=== RECORDS ===

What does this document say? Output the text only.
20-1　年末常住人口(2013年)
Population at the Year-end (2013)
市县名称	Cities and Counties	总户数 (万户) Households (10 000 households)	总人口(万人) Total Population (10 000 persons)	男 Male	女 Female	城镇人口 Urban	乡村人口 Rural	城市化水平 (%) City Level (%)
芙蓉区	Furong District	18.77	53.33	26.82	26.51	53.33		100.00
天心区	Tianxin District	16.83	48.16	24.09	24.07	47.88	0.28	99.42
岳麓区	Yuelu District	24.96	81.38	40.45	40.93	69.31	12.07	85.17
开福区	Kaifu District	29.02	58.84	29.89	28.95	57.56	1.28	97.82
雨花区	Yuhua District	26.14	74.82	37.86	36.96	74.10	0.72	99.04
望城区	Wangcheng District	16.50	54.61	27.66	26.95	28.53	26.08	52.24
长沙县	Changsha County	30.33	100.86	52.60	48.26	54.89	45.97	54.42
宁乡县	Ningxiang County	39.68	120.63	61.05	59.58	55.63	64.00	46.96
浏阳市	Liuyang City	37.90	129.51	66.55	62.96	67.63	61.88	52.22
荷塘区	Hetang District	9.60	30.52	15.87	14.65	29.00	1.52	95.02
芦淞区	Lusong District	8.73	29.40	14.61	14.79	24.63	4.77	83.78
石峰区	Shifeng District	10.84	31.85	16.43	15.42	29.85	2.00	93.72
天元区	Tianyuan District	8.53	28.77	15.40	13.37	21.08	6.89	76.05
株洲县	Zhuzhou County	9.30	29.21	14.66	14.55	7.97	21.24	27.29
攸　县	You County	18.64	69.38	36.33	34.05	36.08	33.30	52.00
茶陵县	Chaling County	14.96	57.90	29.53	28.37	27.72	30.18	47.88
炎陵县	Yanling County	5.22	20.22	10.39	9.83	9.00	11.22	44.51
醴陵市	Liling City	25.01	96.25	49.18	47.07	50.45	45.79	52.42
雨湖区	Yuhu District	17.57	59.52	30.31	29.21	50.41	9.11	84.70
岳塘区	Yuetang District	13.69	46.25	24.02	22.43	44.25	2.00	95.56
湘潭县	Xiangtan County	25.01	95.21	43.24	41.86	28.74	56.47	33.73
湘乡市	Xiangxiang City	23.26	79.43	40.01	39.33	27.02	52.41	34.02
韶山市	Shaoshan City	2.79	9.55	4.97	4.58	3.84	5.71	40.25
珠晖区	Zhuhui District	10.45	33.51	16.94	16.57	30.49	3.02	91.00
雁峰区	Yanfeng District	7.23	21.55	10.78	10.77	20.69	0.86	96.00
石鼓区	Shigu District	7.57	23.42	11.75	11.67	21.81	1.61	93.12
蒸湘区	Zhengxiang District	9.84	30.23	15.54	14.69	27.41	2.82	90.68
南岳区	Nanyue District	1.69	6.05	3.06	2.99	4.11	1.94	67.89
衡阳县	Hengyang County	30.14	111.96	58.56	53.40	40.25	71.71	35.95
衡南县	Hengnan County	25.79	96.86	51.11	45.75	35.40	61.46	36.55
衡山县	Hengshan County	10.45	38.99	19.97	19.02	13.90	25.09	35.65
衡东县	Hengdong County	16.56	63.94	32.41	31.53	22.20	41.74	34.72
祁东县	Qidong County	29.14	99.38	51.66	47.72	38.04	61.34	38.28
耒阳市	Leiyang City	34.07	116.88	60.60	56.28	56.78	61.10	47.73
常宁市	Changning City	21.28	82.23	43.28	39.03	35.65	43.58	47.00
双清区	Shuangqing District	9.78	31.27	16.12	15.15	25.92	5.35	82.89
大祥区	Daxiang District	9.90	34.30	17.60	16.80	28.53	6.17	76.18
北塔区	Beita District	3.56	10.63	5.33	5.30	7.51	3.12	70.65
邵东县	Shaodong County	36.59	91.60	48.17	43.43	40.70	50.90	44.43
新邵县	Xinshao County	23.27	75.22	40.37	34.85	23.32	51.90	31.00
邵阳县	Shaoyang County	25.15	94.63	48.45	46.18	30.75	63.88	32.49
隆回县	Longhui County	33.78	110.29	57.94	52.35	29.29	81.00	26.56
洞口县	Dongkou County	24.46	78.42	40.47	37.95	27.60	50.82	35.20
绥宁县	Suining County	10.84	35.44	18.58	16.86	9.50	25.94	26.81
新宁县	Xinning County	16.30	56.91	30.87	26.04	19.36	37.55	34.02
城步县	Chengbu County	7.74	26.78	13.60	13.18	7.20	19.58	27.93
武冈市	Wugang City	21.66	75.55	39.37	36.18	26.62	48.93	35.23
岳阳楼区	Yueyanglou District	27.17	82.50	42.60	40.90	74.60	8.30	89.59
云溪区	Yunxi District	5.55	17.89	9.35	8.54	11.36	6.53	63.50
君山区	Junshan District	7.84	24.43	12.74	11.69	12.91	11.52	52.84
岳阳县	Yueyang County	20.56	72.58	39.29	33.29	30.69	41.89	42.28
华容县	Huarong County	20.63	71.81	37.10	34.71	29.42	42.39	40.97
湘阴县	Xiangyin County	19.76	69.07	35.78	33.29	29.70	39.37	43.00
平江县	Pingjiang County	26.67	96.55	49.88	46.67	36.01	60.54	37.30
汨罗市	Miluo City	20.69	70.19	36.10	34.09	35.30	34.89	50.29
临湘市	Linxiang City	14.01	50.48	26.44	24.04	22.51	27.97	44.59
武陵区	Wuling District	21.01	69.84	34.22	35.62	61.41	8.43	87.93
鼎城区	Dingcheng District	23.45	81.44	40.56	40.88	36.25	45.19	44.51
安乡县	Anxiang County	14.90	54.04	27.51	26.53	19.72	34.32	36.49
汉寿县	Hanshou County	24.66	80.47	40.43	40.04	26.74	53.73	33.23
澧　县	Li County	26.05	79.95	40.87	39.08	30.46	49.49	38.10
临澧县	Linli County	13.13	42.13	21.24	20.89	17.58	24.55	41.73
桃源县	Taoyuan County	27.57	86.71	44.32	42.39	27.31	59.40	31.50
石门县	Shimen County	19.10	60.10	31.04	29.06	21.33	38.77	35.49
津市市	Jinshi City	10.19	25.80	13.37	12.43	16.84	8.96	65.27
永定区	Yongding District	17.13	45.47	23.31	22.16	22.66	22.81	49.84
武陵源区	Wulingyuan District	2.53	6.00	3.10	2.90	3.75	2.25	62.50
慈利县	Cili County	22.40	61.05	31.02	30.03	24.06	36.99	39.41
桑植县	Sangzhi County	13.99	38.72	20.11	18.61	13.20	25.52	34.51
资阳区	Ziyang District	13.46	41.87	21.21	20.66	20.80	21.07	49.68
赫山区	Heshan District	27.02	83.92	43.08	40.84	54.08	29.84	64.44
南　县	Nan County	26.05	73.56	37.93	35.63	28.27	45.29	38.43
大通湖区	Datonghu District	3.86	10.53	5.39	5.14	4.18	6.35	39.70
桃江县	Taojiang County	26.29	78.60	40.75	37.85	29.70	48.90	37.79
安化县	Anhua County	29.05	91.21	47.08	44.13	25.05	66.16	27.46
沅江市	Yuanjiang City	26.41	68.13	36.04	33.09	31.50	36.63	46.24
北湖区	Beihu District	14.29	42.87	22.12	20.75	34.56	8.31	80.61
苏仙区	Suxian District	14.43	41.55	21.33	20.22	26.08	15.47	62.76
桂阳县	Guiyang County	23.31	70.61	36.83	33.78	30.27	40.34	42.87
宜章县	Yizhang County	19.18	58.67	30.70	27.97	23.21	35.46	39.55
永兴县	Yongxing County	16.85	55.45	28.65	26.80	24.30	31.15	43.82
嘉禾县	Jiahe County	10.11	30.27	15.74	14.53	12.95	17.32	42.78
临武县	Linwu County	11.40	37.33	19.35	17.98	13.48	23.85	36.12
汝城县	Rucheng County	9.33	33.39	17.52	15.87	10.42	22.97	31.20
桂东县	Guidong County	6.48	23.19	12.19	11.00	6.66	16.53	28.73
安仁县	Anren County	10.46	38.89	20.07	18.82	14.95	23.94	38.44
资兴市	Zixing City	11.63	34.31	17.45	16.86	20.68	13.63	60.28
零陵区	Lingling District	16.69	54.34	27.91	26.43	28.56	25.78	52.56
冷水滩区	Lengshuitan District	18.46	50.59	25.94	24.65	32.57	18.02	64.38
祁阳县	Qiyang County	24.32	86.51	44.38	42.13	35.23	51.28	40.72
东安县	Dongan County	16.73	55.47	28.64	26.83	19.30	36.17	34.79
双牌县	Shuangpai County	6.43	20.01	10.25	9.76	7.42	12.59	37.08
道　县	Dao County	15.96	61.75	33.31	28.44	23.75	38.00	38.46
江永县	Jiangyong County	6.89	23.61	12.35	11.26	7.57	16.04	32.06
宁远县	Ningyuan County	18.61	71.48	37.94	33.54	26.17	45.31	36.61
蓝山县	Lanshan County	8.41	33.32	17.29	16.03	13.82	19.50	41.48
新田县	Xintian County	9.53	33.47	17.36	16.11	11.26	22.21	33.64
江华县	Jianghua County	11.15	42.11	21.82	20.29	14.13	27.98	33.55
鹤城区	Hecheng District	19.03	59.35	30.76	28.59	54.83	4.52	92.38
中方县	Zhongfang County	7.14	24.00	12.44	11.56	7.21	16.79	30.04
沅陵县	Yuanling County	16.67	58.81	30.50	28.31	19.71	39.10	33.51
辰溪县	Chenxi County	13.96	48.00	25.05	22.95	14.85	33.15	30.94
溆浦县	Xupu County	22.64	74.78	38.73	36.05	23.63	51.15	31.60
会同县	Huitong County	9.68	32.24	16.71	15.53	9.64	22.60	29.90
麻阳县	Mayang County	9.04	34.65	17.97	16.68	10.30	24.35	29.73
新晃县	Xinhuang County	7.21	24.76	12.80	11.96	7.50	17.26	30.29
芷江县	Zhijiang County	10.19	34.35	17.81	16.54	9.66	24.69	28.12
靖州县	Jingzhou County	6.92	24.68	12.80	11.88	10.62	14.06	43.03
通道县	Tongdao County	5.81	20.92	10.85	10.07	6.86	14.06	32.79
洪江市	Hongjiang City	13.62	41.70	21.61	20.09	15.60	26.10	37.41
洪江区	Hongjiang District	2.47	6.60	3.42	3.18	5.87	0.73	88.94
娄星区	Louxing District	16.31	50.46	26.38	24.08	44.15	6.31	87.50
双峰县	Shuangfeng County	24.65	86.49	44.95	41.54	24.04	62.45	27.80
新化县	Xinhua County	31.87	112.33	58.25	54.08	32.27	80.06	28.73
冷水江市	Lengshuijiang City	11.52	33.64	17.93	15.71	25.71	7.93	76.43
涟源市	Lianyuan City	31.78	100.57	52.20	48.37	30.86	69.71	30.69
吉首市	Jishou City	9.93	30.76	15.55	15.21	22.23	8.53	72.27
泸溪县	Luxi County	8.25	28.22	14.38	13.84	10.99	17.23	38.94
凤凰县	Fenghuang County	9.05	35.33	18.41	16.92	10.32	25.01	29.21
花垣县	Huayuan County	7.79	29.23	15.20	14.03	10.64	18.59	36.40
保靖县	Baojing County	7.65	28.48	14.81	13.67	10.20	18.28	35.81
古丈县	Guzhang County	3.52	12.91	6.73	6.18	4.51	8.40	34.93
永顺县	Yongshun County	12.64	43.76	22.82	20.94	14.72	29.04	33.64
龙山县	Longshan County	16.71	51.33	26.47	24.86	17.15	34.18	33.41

===

◆ WHAT TO PRODUCE: In the material above, tally every line with the string "Population" in it, then give that number alone.

◆ COMPLETE OUTPUT: 2